(Data excerpts)
_____

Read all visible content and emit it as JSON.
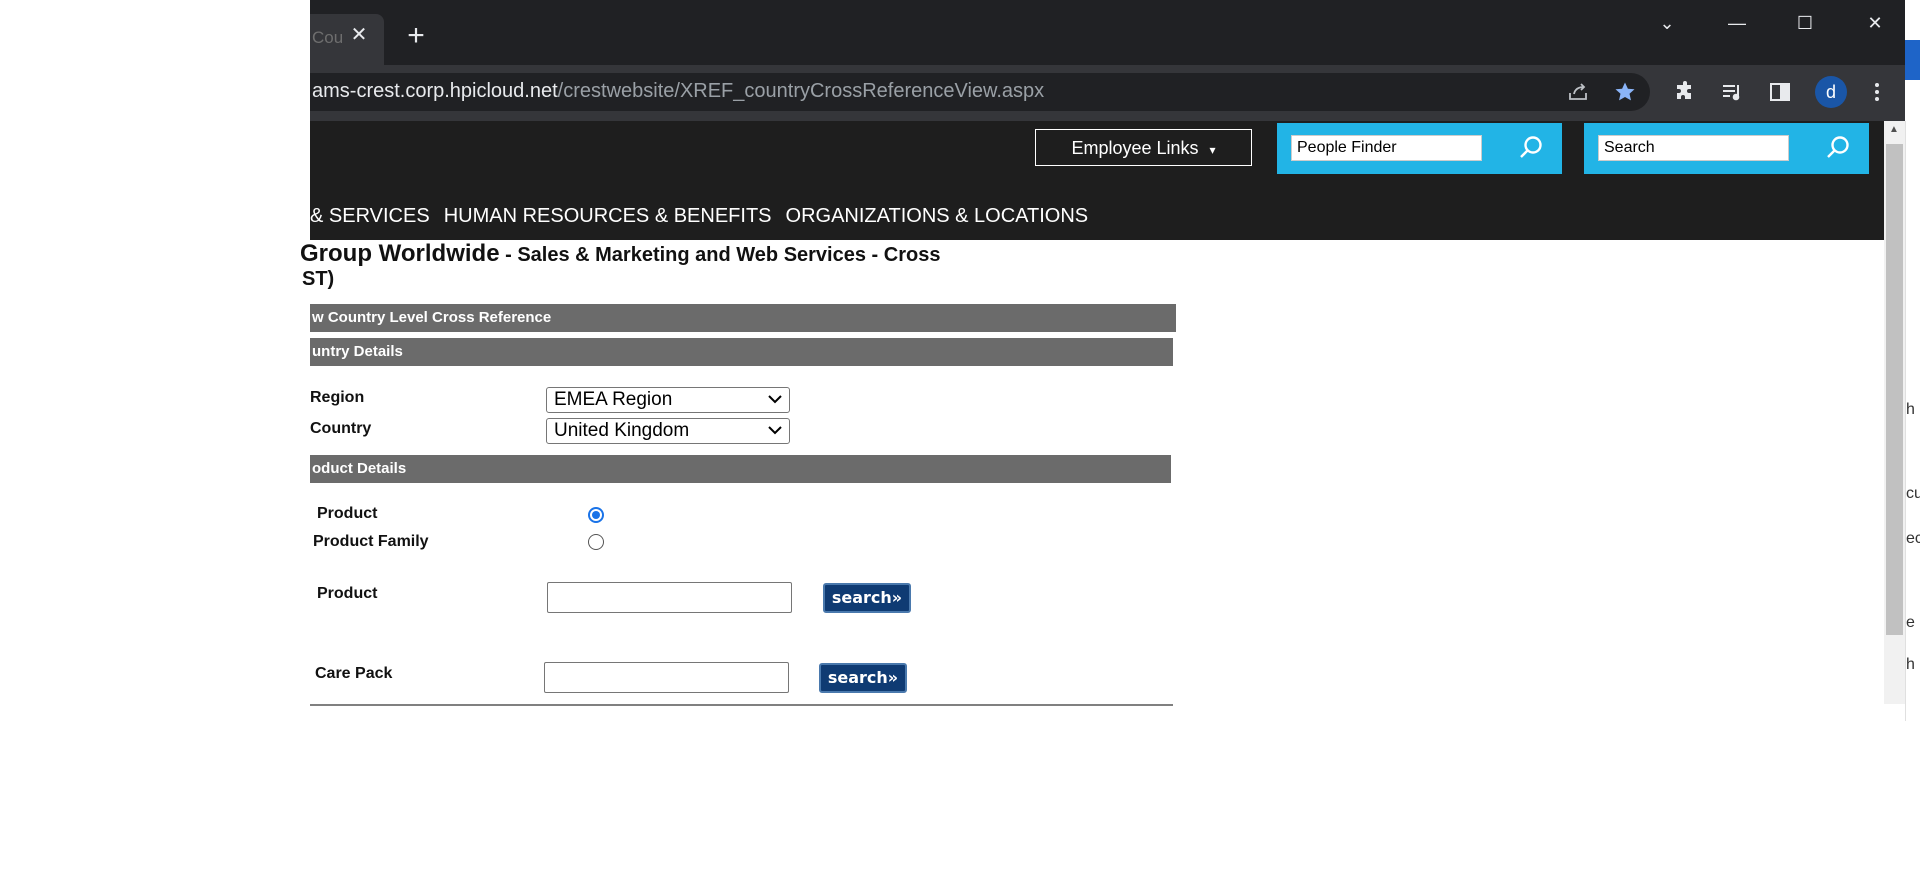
{
  "browser": {
    "tab_title": "Coun",
    "tab_close": "✕",
    "new_tab": "+",
    "url_host": "ams-crest.corp.hpicloud.net",
    "url_path": "/crestwebsite/XREF_countryCrossReferenceView.aspx",
    "profile_initial": "d",
    "window_controls": {
      "tab_search": "⌄",
      "minimize": "—",
      "maximize": "☐",
      "close": "✕"
    }
  },
  "header": {
    "employee_links": "Employee Links",
    "employee_links_caret": "▾",
    "people_finder_value": "People Finder",
    "search_value": "Search",
    "nav": [
      "& SERVICES",
      "HUMAN RESOURCES & BENEFITS",
      "ORGANIZATIONS & LOCATIONS"
    ]
  },
  "page": {
    "title_main": "Group Worldwide",
    "title_sub": " - Sales & Marketing and Web Services - Cross",
    "title_line2": "ST)",
    "section_view": "w Country Level Cross Reference",
    "section_country": "untry Details",
    "region_label": "Region",
    "region_value": "EMEA Region",
    "country_label": "Country",
    "country_value": "United Kingdom",
    "section_product": "oduct Details",
    "radio_product_label": "Product",
    "radio_family_label": "Product Family",
    "radio_selected": "Product",
    "product_label": "Product",
    "product_value": "",
    "carepack_label": "Care Pack",
    "carepack_value": "",
    "search_button": "search»",
    "search_button2": "search»"
  },
  "behind_window_fragments": [
    "h",
    "cu",
    "ec",
    "e",
    "h"
  ],
  "colors": {
    "header_bg": "#1e1e1e",
    "search_box_bg": "#22b4e6",
    "section_bar_bg": "#6b6b6b",
    "button_bg": "#0f3b73",
    "radio_accent": "#1a73e8"
  },
  "icons": [
    "share-icon",
    "star-icon",
    "extensions-icon",
    "media-icon",
    "side-panel-icon",
    "menu-icon",
    "magnifier-icon"
  ]
}
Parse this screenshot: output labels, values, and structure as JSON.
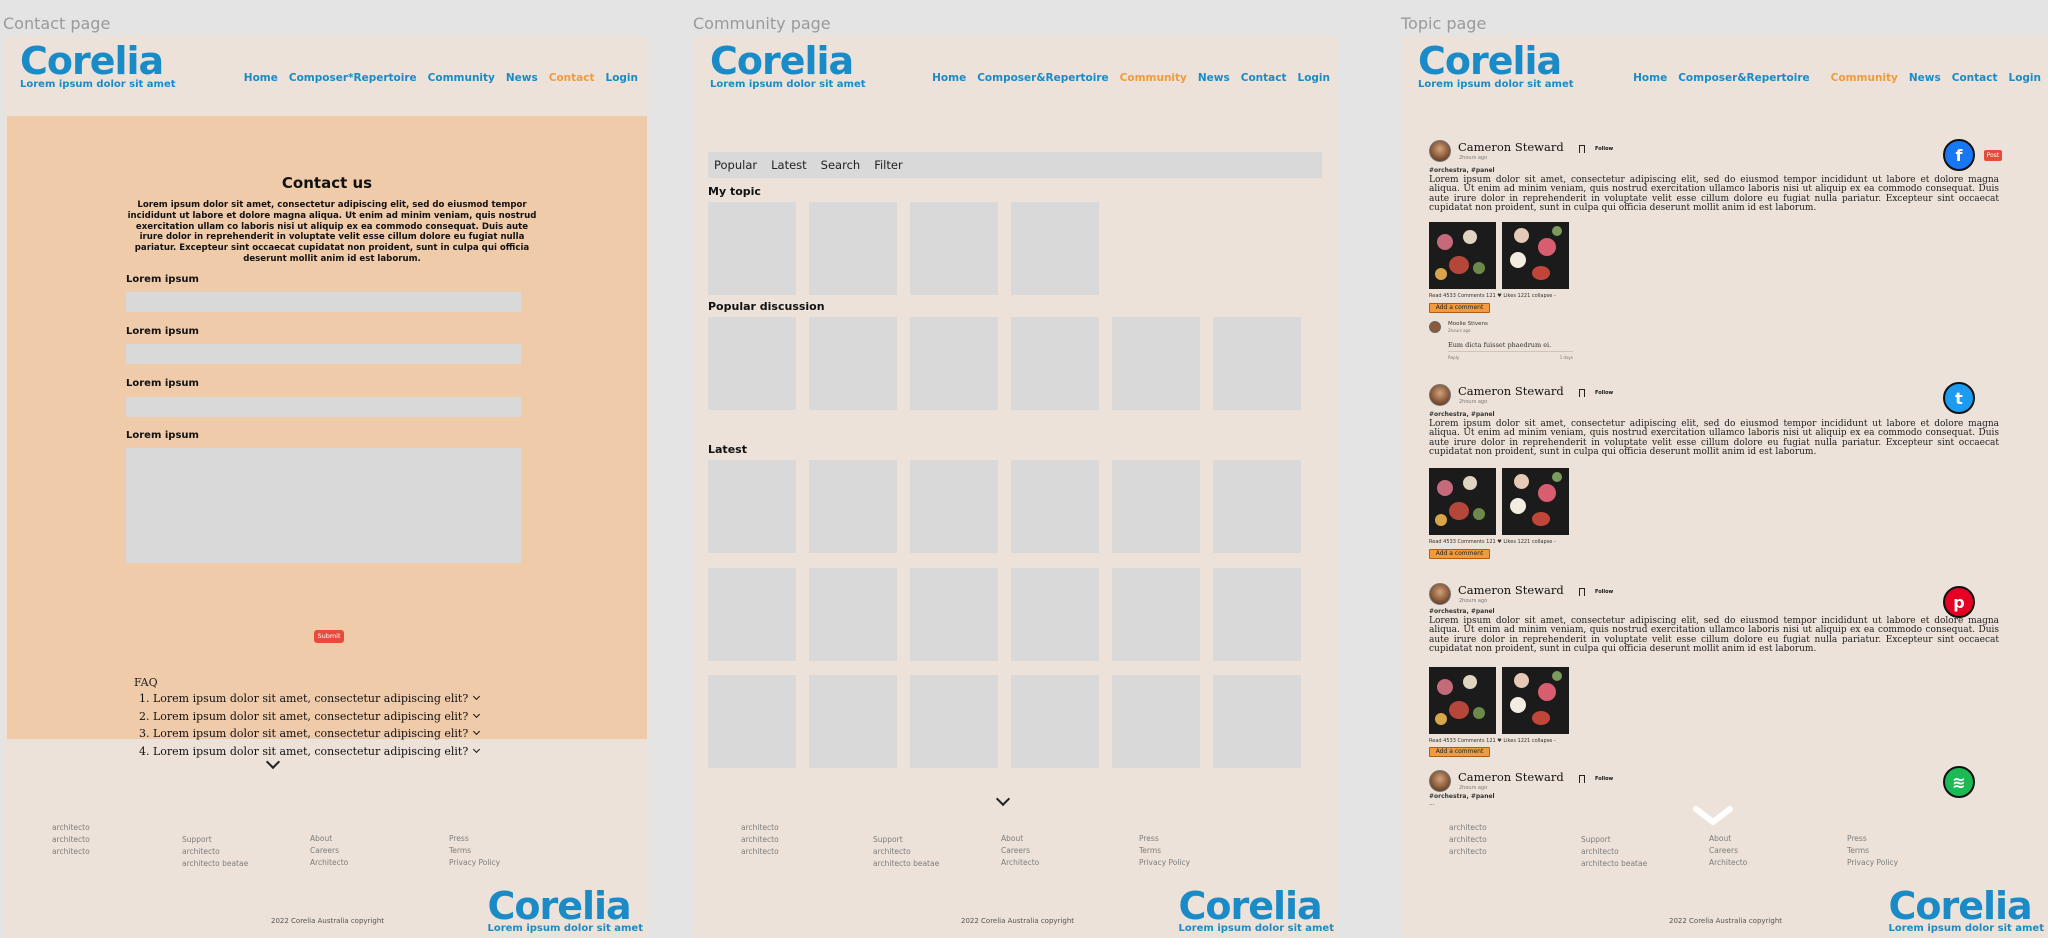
{
  "frames": {
    "contact": {
      "label": "Contact page"
    },
    "community": {
      "label": "Community page"
    },
    "topic": {
      "label": "Topic page"
    }
  },
  "brand": {
    "name": "Corelia",
    "tagline": "Lorem ipsum dolor sit amet"
  },
  "nav_contact": [
    "Home",
    "Composer*Repertoire",
    "Community",
    "News",
    "Contact",
    "Login"
  ],
  "nav_default": [
    "Home",
    "Composer&Repertoire",
    "Community",
    "News",
    "Contact",
    "Login"
  ],
  "contact": {
    "title": "Contact us",
    "intro": "Lorem ipsum dolor sit amet, consectetur adipiscing elit, sed do eiusmod tempor incididunt ut labore et dolore magna aliqua. Ut enim ad minim veniam, quis nostrud exercitation ullam co laboris nisi ut aliquip ex ea commodo consequat. Duis aute irure dolor in reprehenderit in voluptate velit esse cillum dolore eu fugiat nulla pariatur. Excepteur sint occaecat cupidatat non proident, sunt in culpa qui officia deserunt mollit anim id est laborum.",
    "fields": [
      "Lorem ipsum",
      "Lorem ipsum",
      "Lorem ipsum",
      "Lorem ipsum"
    ],
    "submit": "Submit",
    "faq_title": "FAQ",
    "faq": [
      "1. Lorem ipsum dolor sit amet, consectetur adipiscing elit?",
      "2. Lorem ipsum dolor sit amet, consectetur adipiscing elit?",
      "3. Lorem ipsum dolor sit amet, consectetur adipiscing elit?",
      "4. Lorem ipsum dolor sit amet, consectetur adipiscing elit?"
    ]
  },
  "community": {
    "tabs": [
      "Popular",
      "Latest",
      "Search",
      "Filter"
    ],
    "my_topic": "My topic",
    "popular_discussion": "Popular discussion",
    "latest": "Latest"
  },
  "topic": {
    "posts": [
      {
        "user": "Cameron Steward",
        "time": "2hours ago",
        "tags": "#orchestra, #panel",
        "social": "facebook",
        "social_color": "#1877f2"
      },
      {
        "user": "Cameron Steward",
        "time": "2hours ago",
        "tags": "#orchestra, #panel",
        "social": "twitter",
        "social_color": "#1d9bf0"
      },
      {
        "user": "Cameron Steward",
        "time": "2hours ago",
        "tags": "#orchestra, #panel",
        "social": "pinterest",
        "social_color": "#e60023"
      },
      {
        "user": "Cameron Steward",
        "time": "2hours ago",
        "tags": "#orchestra, #panel",
        "social": "spotify",
        "social_color": "#1db954"
      }
    ],
    "follow": "Follow",
    "post_button": "Post",
    "body": "Lorem ipsum dolor sit amet, consectetur adipiscing elit, sed do eiusmod tempor incididunt ut labore et dolore magna aliqua. Ut enim ad minim veniam, quis nostrud exercitation ullamco laboris nisi ut aliquip ex ea commodo consequat. Duis aute irure dolor in reprehenderit in voluptate velit esse cillum dolore eu fugiat nulla pariatur. Excepteur sint occaecat cupidatat non proident, sunt in culpa qui officia deserunt mollit anim id est laborum.",
    "stats": "Read 4533    Comments 121    ♥ Likes 1221    collapse -",
    "add_comment": "Add a comment",
    "comment": {
      "name": "Moolie Stivens",
      "time": "2hours ago",
      "text": "Eum dicta fuisset phaedrum ei.",
      "left": "Reply",
      "right": "1 days"
    },
    "ellipsis": "..."
  },
  "footer": {
    "col1": [
      "architecto",
      "architecto",
      "architecto"
    ],
    "col2": [
      "Support",
      "architecto",
      "architecto beatae"
    ],
    "col3": [
      "About",
      "Careers",
      "Architecto"
    ],
    "col4": [
      "Press",
      "Terms",
      "Privacy Policy"
    ],
    "copyright": "2022 Corelia Australia    copyright"
  },
  "colors": {
    "brand_blue": "#1a8bc6",
    "active_orange": "#f39a3d",
    "contact_panel": "#f0cbaa",
    "frame_bg": "#ece2d9",
    "submit_red": "#e84b3c"
  }
}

_____

REQUIREMENT
Show all lines from the data above in which the word "culpa" appears.

EXERCISE ANSWER
    "intro": "Lorem ipsum dolor sit amet, consectetur adipiscing elit, sed do eiusmod tempor incididunt ut labore et dolore magna aliqua. Ut enim ad minim veniam, quis nostrud exercitation ullam co laboris nisi ut aliquip ex ea commodo consequat. Duis aute irure dolor in reprehenderit in voluptate velit esse cillum dolore eu fugiat nulla pariatur. Excepteur sint occaecat cupidatat non proident, sunt in culpa qui officia deserunt mollit anim id est laborum.",
    "body": "Lorem ipsum dolor sit amet, consectetur adipiscing elit, sed do eiusmod tempor incididunt ut labore et dolore magna aliqua. Ut enim ad minim veniam, quis nostrud exercitation ullamco laboris nisi ut aliquip ex ea commodo consequat. Duis aute irure dolor in reprehenderit in voluptate velit esse cillum dolore eu fugiat nulla pariatur. Excepteur sint occaecat cupidatat non proident, sunt in culpa qui officia deserunt mollit anim id est laborum.",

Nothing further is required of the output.